* TASK INSTRUCTIONS: All of the data should be repeated exactly; pictures are not part of the copy.

(Dataset records)

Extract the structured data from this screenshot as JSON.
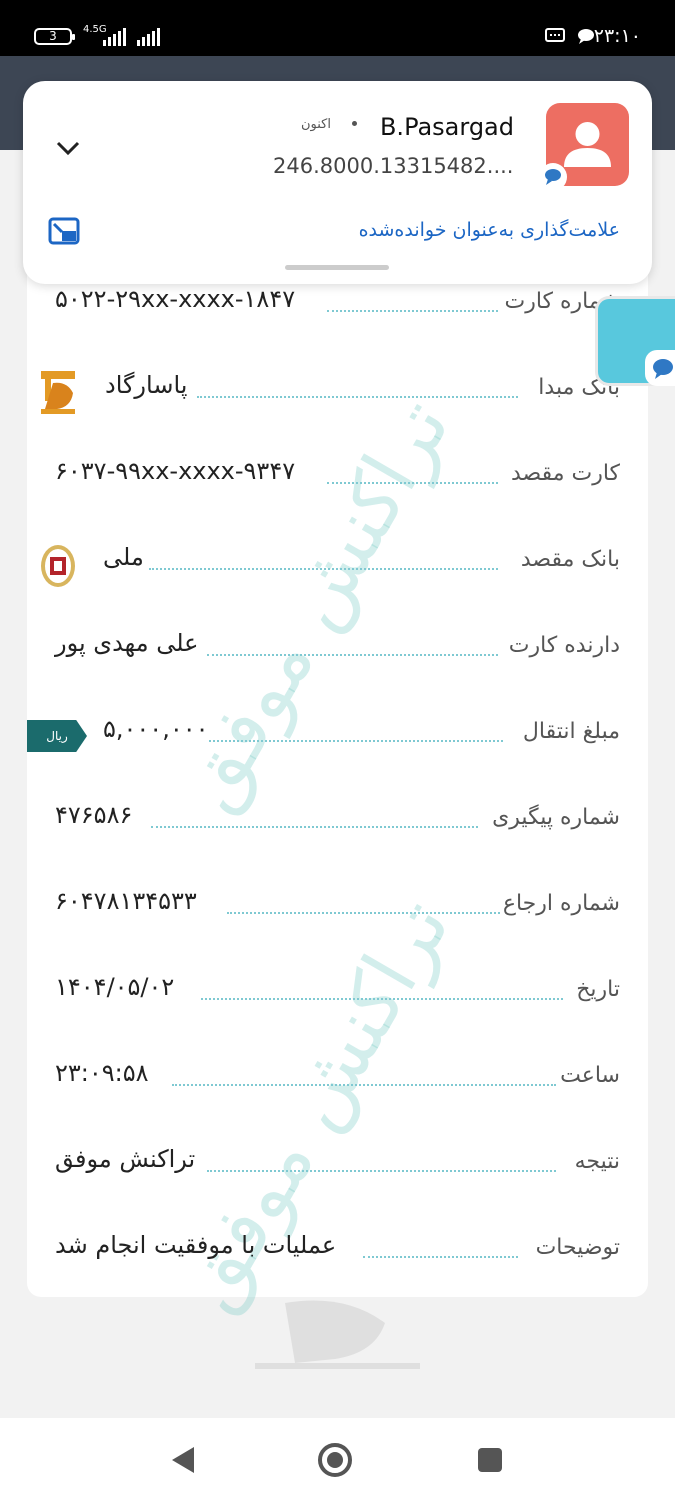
{
  "status_bar": {
    "battery": "3",
    "network": "4.5G",
    "time": "۲۳:۱۰"
  },
  "notification": {
    "sender": "B.Pasargad",
    "time": "اکنون",
    "body": "246.8000.13315482....",
    "action": "علامت‌گذاری به‌عنوان خوانده‌شده",
    "avatar_color": "#ed6e62"
  },
  "watermark": "تراکنش موفق",
  "rows": [
    {
      "label": "شماره کارت",
      "value": "۵۰۲۲-۲۹xx-xxxx-۱۸۴۷"
    },
    {
      "label": "بانک مبدا",
      "value": "پاسارگاد"
    },
    {
      "label": "کارت مقصد",
      "value": "۶۰۳۷-۹۹xx-xxxx-۹۳۴۷"
    },
    {
      "label": "بانک مقصد",
      "value": "ملی"
    },
    {
      "label": "دارنده کارت",
      "value": "علی مهدی پور"
    },
    {
      "label": "مبلغ انتقال",
      "value": "۵,۰۰۰,۰۰۰"
    },
    {
      "label": "شماره پیگیری",
      "value": "۴۷۶۵۸۶"
    },
    {
      "label": "شماره ارجاع",
      "value": "۶۰۴۷۸۱۳۴۵۳۳"
    },
    {
      "label": "تاریخ",
      "value": "۱۴۰۴/۰۵/۰۲"
    },
    {
      "label": "ساعت",
      "value": "۲۳:۰۹:۵۸"
    },
    {
      "label": "نتیجه",
      "value": "تراکنش موفق"
    },
    {
      "label": "توضیحات",
      "value": "عملیات با موفقیت انجام شد"
    }
  ],
  "currency_badge": "ریال",
  "colors": {
    "accent_teal": "#1b6b6c",
    "dotted_line": "#7fc9d2",
    "link_blue": "#1c66c4"
  }
}
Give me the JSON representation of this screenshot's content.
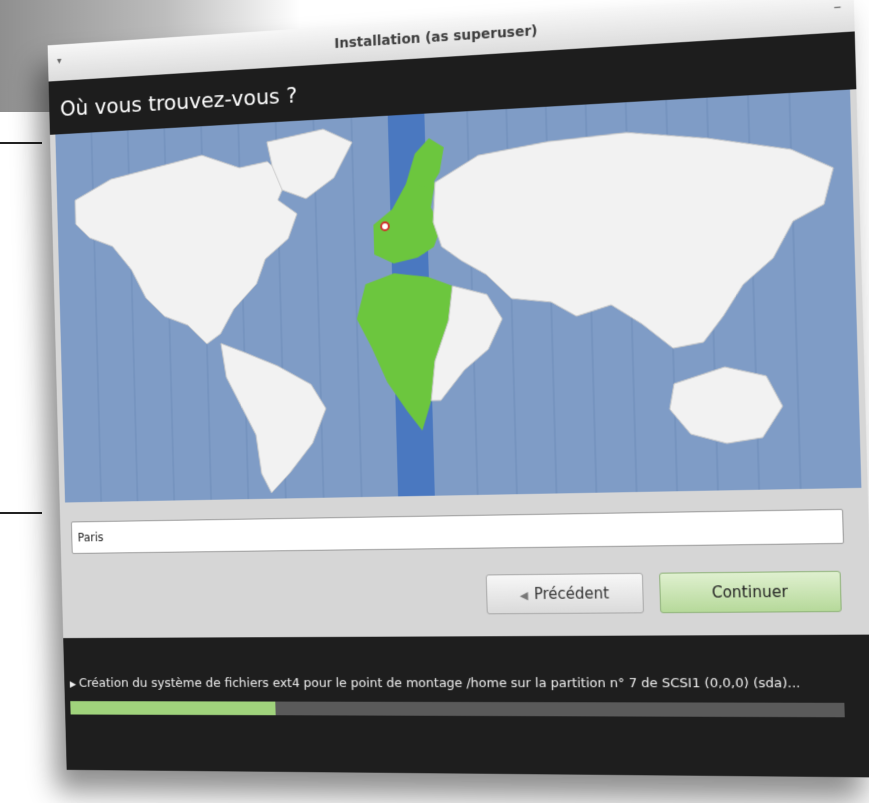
{
  "window": {
    "title": "Installation (as superuser)"
  },
  "header": {
    "heading": "Où vous trouvez-vous ?"
  },
  "map": {
    "selected_marker": "location-pin-icon",
    "highlight_color": "#6cc63e",
    "timezone_band_color": "#4a78c0",
    "ocean_color": "#7f9cc6",
    "land_color": "#f2f2f2"
  },
  "location": {
    "value": "Paris"
  },
  "buttons": {
    "back_label": "Précédent",
    "back_icon": "arrow-left-icon",
    "continue_label": "Continuer"
  },
  "status": {
    "message": "Création du système de fichiers ext4 pour le point de montage /home sur la partition n° 7 de SCSI1 (0,0,0) (sda)...",
    "progress": 0.28
  },
  "colors": {
    "accent_green": "#a0d37c",
    "dark_bar": "#1d1d1d"
  }
}
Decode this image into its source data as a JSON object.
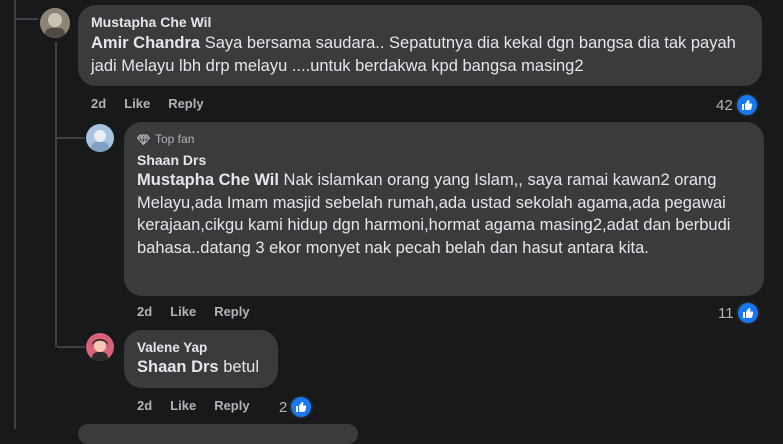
{
  "comments": [
    {
      "author": "Mustapha Che Wil",
      "mention": "Amir Chandra",
      "text": " Saya bersama saudara.. Sepatutnya dia kekal dgn bangsa dia tak payah jadi Melayu lbh drp melayu ....untuk berdakwa kpd bangsa masing2",
      "time": "2d",
      "like_label": "Like",
      "reply_label": "Reply",
      "reaction_count": "42",
      "reaction_icon": "like-icon"
    },
    {
      "badge": "Top fan",
      "badge_icon": "diamond-icon",
      "author": "Shaan Drs",
      "mention": "Mustapha Che Wil",
      "text": " Nak islamkan orang yang Islam,, saya ramai kawan2 orang Melayu,ada Imam masjid sebelah rumah,ada ustad sekolah agama,ada pegawai kerajaan,cikgu kami hidup dgn harmoni,hormat agama masing2,adat dan berbudi bahasa..datang 3 ekor monyet nak pecah belah dan hasut antara kita.",
      "time": "2d",
      "like_label": "Like",
      "reply_label": "Reply",
      "reaction_count": "11",
      "reaction_icon": "like-icon"
    },
    {
      "author": "Valene Yap",
      "mention": "Shaan Drs",
      "text": " betul",
      "time": "2d",
      "like_label": "Like",
      "reply_label": "Reply",
      "reaction_count": "2",
      "reaction_icon": "like-icon"
    }
  ],
  "colors": {
    "background": "#18191a",
    "bubble": "#3a3b3c",
    "like_blue": "#1877f2",
    "muted_text": "#b0b3b8"
  }
}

* SOLUTION:
Extract the structured data from this screenshot as JSON.
{
  "status_bar": {
    "battery": "3",
    "network": "4.5G",
    "time": "۲۳:۱۰"
  },
  "notification": {
    "sender": "B.Pasargad",
    "time": "اکنون",
    "body": "246.8000.13315482....",
    "action": "علامت‌گذاری به‌عنوان خوانده‌شده",
    "avatar_color": "#ed6e62"
  },
  "watermark": "تراکنش موفق",
  "rows": [
    {
      "label": "شماره کارت",
      "value": "۵۰۲۲-۲۹xx-xxxx-۱۸۴۷"
    },
    {
      "label": "بانک مبدا",
      "value": "پاسارگاد"
    },
    {
      "label": "کارت مقصد",
      "value": "۶۰۳۷-۹۹xx-xxxx-۹۳۴۷"
    },
    {
      "label": "بانک مقصد",
      "value": "ملی"
    },
    {
      "label": "دارنده کارت",
      "value": "علی مهدی پور"
    },
    {
      "label": "مبلغ انتقال",
      "value": "۵,۰۰۰,۰۰۰"
    },
    {
      "label": "شماره پیگیری",
      "value": "۴۷۶۵۸۶"
    },
    {
      "label": "شماره ارجاع",
      "value": "۶۰۴۷۸۱۳۴۵۳۳"
    },
    {
      "label": "تاریخ",
      "value": "۱۴۰۴/۰۵/۰۲"
    },
    {
      "label": "ساعت",
      "value": "۲۳:۰۹:۵۸"
    },
    {
      "label": "نتیجه",
      "value": "تراکنش موفق"
    },
    {
      "label": "توضیحات",
      "value": "عملیات با موفقیت انجام شد"
    }
  ],
  "currency_badge": "ریال",
  "colors": {
    "accent_teal": "#1b6b6c",
    "dotted_line": "#7fc9d2",
    "link_blue": "#1c66c4"
  }
}
Give me the JSON representation of this screenshot's content.
{
  "window": {
    "title": "Installation (as superuser)"
  },
  "header": {
    "heading": "Où vous trouvez-vous ?"
  },
  "map": {
    "selected_marker": "location-pin-icon",
    "highlight_color": "#6cc63e",
    "timezone_band_color": "#4a78c0",
    "ocean_color": "#7f9cc6",
    "land_color": "#f2f2f2"
  },
  "location": {
    "value": "Paris"
  },
  "buttons": {
    "back_label": "Précédent",
    "back_icon": "arrow-left-icon",
    "continue_label": "Continuer"
  },
  "status": {
    "message": "Création du système de fichiers ext4 pour le point de montage /home sur la partition n° 7 de SCSI1 (0,0,0) (sda)...",
    "progress": 0.28
  },
  "colors": {
    "accent_green": "#a0d37c",
    "dark_bar": "#1d1d1d"
  }
}
Decode this image into its source data as a JSON object.
{
  "comments": [
    {
      "author": "Mustapha Che Wil",
      "mention": "Amir Chandra",
      "text": " Saya bersama saudara.. Sepatutnya dia kekal dgn bangsa dia tak payah jadi Melayu lbh drp melayu ....untuk berdakwa kpd bangsa masing2",
      "time": "2d",
      "like_label": "Like",
      "reply_label": "Reply",
      "reaction_count": "42",
      "reaction_icon": "like-icon"
    },
    {
      "badge": "Top fan",
      "badge_icon": "diamond-icon",
      "author": "Shaan Drs",
      "mention": "Mustapha Che Wil",
      "text": " Nak islamkan orang yang Islam,, saya ramai kawan2 orang Melayu,ada Imam masjid sebelah rumah,ada ustad sekolah agama,ada pegawai kerajaan,cikgu kami hidup dgn harmoni,hormat agama masing2,adat dan berbudi bahasa..datang 3 ekor monyet nak pecah belah dan hasut antara kita.",
      "time": "2d",
      "like_label": "Like",
      "reply_label": "Reply",
      "reaction_count": "11",
      "reaction_icon": "like-icon"
    },
    {
      "author": "Valene Yap",
      "mention": "Shaan Drs",
      "text": " betul",
      "time": "2d",
      "like_label": "Like",
      "reply_label": "Reply",
      "reaction_count": "2",
      "reaction_icon": "like-icon"
    }
  ],
  "colors": {
    "background": "#18191a",
    "bubble": "#3a3b3c",
    "like_blue": "#1877f2",
    "muted_text": "#b0b3b8"
  }
}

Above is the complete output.